++++ DATA
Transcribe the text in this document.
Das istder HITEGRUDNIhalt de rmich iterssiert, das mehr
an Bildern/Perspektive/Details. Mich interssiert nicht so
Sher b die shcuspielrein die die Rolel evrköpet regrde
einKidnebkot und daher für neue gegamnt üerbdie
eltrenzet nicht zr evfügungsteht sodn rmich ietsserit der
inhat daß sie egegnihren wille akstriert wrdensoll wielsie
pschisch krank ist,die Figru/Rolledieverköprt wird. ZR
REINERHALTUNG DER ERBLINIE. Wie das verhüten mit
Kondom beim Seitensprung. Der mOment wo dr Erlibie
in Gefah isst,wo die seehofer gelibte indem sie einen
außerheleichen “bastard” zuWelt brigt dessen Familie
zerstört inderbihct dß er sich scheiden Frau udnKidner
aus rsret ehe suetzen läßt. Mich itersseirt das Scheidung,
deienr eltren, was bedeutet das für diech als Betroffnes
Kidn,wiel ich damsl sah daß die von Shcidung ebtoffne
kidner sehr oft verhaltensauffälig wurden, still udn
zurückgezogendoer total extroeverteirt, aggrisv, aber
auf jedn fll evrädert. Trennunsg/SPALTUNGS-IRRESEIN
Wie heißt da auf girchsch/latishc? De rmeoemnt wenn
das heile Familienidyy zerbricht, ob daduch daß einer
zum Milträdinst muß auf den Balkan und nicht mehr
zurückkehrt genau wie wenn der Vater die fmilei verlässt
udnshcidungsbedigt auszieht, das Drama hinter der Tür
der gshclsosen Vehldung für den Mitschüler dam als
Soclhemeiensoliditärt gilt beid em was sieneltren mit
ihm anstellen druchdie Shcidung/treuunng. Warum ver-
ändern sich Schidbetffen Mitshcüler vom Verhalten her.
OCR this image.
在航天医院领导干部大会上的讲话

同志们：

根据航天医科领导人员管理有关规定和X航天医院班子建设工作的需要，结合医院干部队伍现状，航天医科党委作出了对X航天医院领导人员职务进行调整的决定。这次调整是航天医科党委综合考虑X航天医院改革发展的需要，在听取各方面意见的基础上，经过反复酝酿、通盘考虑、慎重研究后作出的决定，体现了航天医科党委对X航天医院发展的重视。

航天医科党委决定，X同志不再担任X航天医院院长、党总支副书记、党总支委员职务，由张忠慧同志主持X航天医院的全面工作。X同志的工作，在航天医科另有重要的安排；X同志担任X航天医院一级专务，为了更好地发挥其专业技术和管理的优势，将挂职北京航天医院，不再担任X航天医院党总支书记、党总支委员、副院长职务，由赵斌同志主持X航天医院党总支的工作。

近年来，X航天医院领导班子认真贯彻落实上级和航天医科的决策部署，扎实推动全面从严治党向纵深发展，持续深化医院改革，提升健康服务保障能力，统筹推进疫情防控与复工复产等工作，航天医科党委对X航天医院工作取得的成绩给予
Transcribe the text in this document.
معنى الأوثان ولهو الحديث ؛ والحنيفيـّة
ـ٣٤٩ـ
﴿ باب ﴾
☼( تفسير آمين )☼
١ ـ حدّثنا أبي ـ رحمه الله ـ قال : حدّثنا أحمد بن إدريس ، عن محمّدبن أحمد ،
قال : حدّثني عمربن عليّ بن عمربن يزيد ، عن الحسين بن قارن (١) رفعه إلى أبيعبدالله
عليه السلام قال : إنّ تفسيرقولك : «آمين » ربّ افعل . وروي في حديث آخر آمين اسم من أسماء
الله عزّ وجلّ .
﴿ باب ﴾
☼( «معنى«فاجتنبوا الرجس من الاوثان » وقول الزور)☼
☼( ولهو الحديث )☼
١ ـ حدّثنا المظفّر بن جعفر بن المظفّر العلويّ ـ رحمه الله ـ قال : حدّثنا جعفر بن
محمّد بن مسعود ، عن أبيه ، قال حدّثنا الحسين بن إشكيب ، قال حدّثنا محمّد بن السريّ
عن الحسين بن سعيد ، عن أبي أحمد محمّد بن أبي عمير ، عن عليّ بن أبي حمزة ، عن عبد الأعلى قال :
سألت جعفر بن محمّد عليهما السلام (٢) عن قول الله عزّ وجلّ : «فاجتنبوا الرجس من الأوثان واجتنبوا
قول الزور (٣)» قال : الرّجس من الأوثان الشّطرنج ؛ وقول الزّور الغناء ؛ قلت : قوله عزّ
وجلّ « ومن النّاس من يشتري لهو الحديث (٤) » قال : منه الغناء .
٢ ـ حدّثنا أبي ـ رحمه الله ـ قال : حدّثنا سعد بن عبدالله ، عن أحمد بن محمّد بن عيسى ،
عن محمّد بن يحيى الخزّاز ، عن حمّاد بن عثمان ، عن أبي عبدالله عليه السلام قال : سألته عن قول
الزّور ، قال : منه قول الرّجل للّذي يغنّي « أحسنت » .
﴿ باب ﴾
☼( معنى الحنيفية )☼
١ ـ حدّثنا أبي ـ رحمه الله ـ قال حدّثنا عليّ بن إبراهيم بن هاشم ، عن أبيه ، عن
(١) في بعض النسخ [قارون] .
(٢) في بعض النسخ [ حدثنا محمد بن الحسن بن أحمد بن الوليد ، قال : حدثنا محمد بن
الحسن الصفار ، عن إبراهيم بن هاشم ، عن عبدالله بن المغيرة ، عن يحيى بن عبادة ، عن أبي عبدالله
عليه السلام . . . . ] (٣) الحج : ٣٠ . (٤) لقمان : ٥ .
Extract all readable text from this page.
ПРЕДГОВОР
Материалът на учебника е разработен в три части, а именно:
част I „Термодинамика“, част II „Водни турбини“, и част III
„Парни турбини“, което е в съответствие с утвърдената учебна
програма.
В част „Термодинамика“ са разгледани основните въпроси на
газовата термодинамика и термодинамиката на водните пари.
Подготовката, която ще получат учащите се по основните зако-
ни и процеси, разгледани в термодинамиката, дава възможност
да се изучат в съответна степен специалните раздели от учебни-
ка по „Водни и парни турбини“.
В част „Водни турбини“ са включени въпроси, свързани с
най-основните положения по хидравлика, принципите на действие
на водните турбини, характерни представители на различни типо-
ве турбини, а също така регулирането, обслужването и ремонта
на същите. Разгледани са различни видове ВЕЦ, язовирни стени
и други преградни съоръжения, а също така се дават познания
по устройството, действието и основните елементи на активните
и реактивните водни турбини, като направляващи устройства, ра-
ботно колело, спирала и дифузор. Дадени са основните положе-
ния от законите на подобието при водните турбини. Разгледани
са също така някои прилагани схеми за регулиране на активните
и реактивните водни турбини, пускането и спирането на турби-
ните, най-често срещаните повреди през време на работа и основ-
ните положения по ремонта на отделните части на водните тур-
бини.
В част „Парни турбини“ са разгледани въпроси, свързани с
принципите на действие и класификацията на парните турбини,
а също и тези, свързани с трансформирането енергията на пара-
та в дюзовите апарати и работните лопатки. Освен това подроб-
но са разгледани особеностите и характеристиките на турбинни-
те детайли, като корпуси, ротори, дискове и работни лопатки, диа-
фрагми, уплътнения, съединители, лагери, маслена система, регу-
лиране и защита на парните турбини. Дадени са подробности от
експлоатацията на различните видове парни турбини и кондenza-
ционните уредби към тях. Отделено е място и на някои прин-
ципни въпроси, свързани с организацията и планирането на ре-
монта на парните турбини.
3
++++++++
Give the data again, exactly as it stands.

Transcribe the text in this document.
Das istder HITEGRUDNIhalt de rmich iterssiert, das mehr
an Bildern/Perspektive/Details. Mich interssiert nicht so
Sher b die shcuspielrein die die Rolel evrköpet regrde
einKidnebkot und daher für neue gegamnt üerbdie
eltrenzet nicht zr evfügungsteht sodn rmich ietsserit der
inhat daß sie egegnihren wille akstriert wrdensoll wielsie
pschisch krank ist,die Figru/Rolledieverköprt wird. ZR
REINERHALTUNG DER ERBLINIE. Wie das verhüten mit
Kondom beim Seitensprung. Der mOment wo dr Erlibie
in Gefah isst,wo die seehofer gelibte indem sie einen
außerheleichen “bastard” zuWelt brigt dessen Familie
zerstört inderbihct dß er sich scheiden Frau udnKidner
aus rsret ehe suetzen läßt. Mich itersseirt das Scheidung,
deienr eltren, was bedeutet das für diech als Betroffnes
Kidn,wiel ich damsl sah daß die von Shcidung ebtoffne
kidner sehr oft verhaltensauffälig wurden, still udn
zurückgezogendoer total extroeverteirt, aggrisv, aber
auf jedn fll evrädert. Trennunsg/SPALTUNGS-IRRESEIN
Wie heißt da auf girchsch/latishc? De rmeoemnt wenn
das heile Familienidyy zerbricht, ob daduch daß einer
zum Milträdinst muß auf den Balkan und nicht mehr
zurückkehrt genau wie wenn der Vater die fmilei verlässt
udnshcidungsbedigt auszieht, das Drama hinter der Tür
der gshclsosen Vehldung für den Mitschüler dam als
Soclhemeiensoliditärt gilt beid em was sieneltren mit
ihm anstellen druchdie Shcidung/treuunng. Warum ver-
ändern sich Schidbetffen Mitshcüler vom Verhalten her.
OCR this image.
在航天医院领导干部大会上的讲话

同志们：

根据航天医科领导人员管理有关规定和X航天医院班子建设工作的需要，结合医院干部队伍现状，航天医科党委作出了对X航天医院领导人员职务进行调整的决定。这次调整是航天医科党委综合考虑X航天医院改革发展的需要，在听取各方面意见的基础上，经过反复酝酿、通盘考虑、慎重研究后作出的决定，体现了航天医科党委对X航天医院发展的重视。

航天医科党委决定，X同志不再担任X航天医院院长、党总支副书记、党总支委员职务，由张忠慧同志主持X航天医院的全面工作。X同志的工作，在航天医科另有重要的安排；X同志担任X航天医院一级专务，为了更好地发挥其专业技术和管理的优势，将挂职北京航天医院，不再担任X航天医院党总支书记、党总支委员、副院长职务，由赵斌同志主持X航天医院党总支的工作。

近年来，X航天医院领导班子认真贯彻落实上级和航天医科的决策部署，扎实推动全面从严治党向纵深发展，持续深化医院改革，提升健康服务保障能力，统筹推进疫情防控与复工复产等工作，航天医科党委对X航天医院工作取得的成绩给予
Transcribe the text in this document.
معنى الأوثان ولهو الحديث ؛ والحنيفيـّة
ـ٣٤٩ـ
﴿ باب ﴾
☼( تفسير آمين )☼
١ ـ حدّثنا أبي ـ رحمه الله ـ قال : حدّثنا أحمد بن إدريس ، عن محمّدبن أحمد ،
قال : حدّثني عمربن عليّ بن عمربن يزيد ، عن الحسين بن قارن (١) رفعه إلى أبيعبدالله
عليه السلام قال : إنّ تفسيرقولك : «آمين » ربّ افعل . وروي في حديث آخر آمين اسم من أسماء
الله عزّ وجلّ .
﴿ باب ﴾
☼( «معنى«فاجتنبوا الرجس من الاوثان » وقول الزور)☼
☼( ولهو الحديث )☼
١ ـ حدّثنا المظفّر بن جعفر بن المظفّر العلويّ ـ رحمه الله ـ قال : حدّثنا جعفر بن
محمّد بن مسعود ، عن أبيه ، قال حدّثنا الحسين بن إشكيب ، قال حدّثنا محمّد بن السريّ
عن الحسين بن سعيد ، عن أبي أحمد محمّد بن أبي عمير ، عن عليّ بن أبي حمزة ، عن عبد الأعلى قال :
سألت جعفر بن محمّد عليهما السلام (٢) عن قول الله عزّ وجلّ : «فاجتنبوا الرجس من الأوثان واجتنبوا
قول الزور (٣)» قال : الرّجس من الأوثان الشّطرنج ؛ وقول الزّور الغناء ؛ قلت : قوله عزّ
وجلّ « ومن النّاس من يشتري لهو الحديث (٤) » قال : منه الغناء .
٢ ـ حدّثنا أبي ـ رحمه الله ـ قال : حدّثنا سعد بن عبدالله ، عن أحمد بن محمّد بن عيسى ،
عن محمّد بن يحيى الخزّاز ، عن حمّاد بن عثمان ، عن أبي عبدالله عليه السلام قال : سألته عن قول
الزّور ، قال : منه قول الرّجل للّذي يغنّي « أحسنت » .
﴿ باب ﴾
☼( معنى الحنيفية )☼
١ ـ حدّثنا أبي ـ رحمه الله ـ قال حدّثنا عليّ بن إبراهيم بن هاشم ، عن أبيه ، عن
(١) في بعض النسخ [قارون] .
(٢) في بعض النسخ [ حدثنا محمد بن الحسن بن أحمد بن الوليد ، قال : حدثنا محمد بن
الحسن الصفار ، عن إبراهيم بن هاشم ، عن عبدالله بن المغيرة ، عن يحيى بن عبادة ، عن أبي عبدالله
عليه السلام . . . . ] (٣) الحج : ٣٠ . (٤) لقمان : ٥ .
Extract all readable text from this page.
ПРЕДГОВОР
Материалът на учебника е разработен в три части, а именно:
част I „Термодинамика“, част II „Водни турбини“, и част III
„Парни турбини“, което е в съответствие с утвърдената учебна
програма.
В част „Термодинамика“ са разгледани основните въпроси на
газовата термодинамика и термодинамиката на водните пари.
Подготовката, която ще получат учащите се по основните зако-
ни и процеси, разгледани в термодинамиката, дава възможност
да се изучат в съответна степен специалните раздели от учебни-
ка по „Водни и парни турбини“.
В част „Водни турбини“ са включени въпроси, свързани с
най-основните положения по хидравлика, принципите на действие
на водните турбини, характерни представители на различни типо-
ве турбини, а също така регулирането, обслужването и ремонта
на същите. Разгледани са различни видове ВЕЦ, язовирни стени
и други преградни съоръжения, а също така се дават познания
по устройството, действието и основните елементи на активните
и реактивните водни турбини, като направляващи устройства, ра-
ботно колело, спирала и дифузор. Дадени са основните положе-
ния от законите на подобието при водните турбини. Разгледани
са също така някои прилагани схеми за регулиране на активните
и реактивните водни турбини, пускането и спирането на турби-
ните, най-често срещаните повреди през време на работа и основ-
ните положения по ремонта на отделните части на водните тур-
бини.
В част „Парни турбини“ са разгледани въпроси, свързани с
принципите на действие и класификацията на парните турбини,
а също и тези, свързани с трансформирането енергията на пара-
та в дюзовите апарати и работните лопатки. Освен това подроб-
но са разгледани особеностите и характеристиките на турбинни-
те детайли, като корпуси, ротори, дискове и работни лопатки, диа-
фрагми, уплътнения, съединители, лагери, маслена система, регу-
лиране и защита на парните турбини. Дадени са подробности от
експлоатацията на различните видове парни турбини и кондenza-
ционните уредби към тях. Отделено е място и на някои прин-
ципни въпроси, свързани с организацията и планирането на ре-
монта на парните турбини.
3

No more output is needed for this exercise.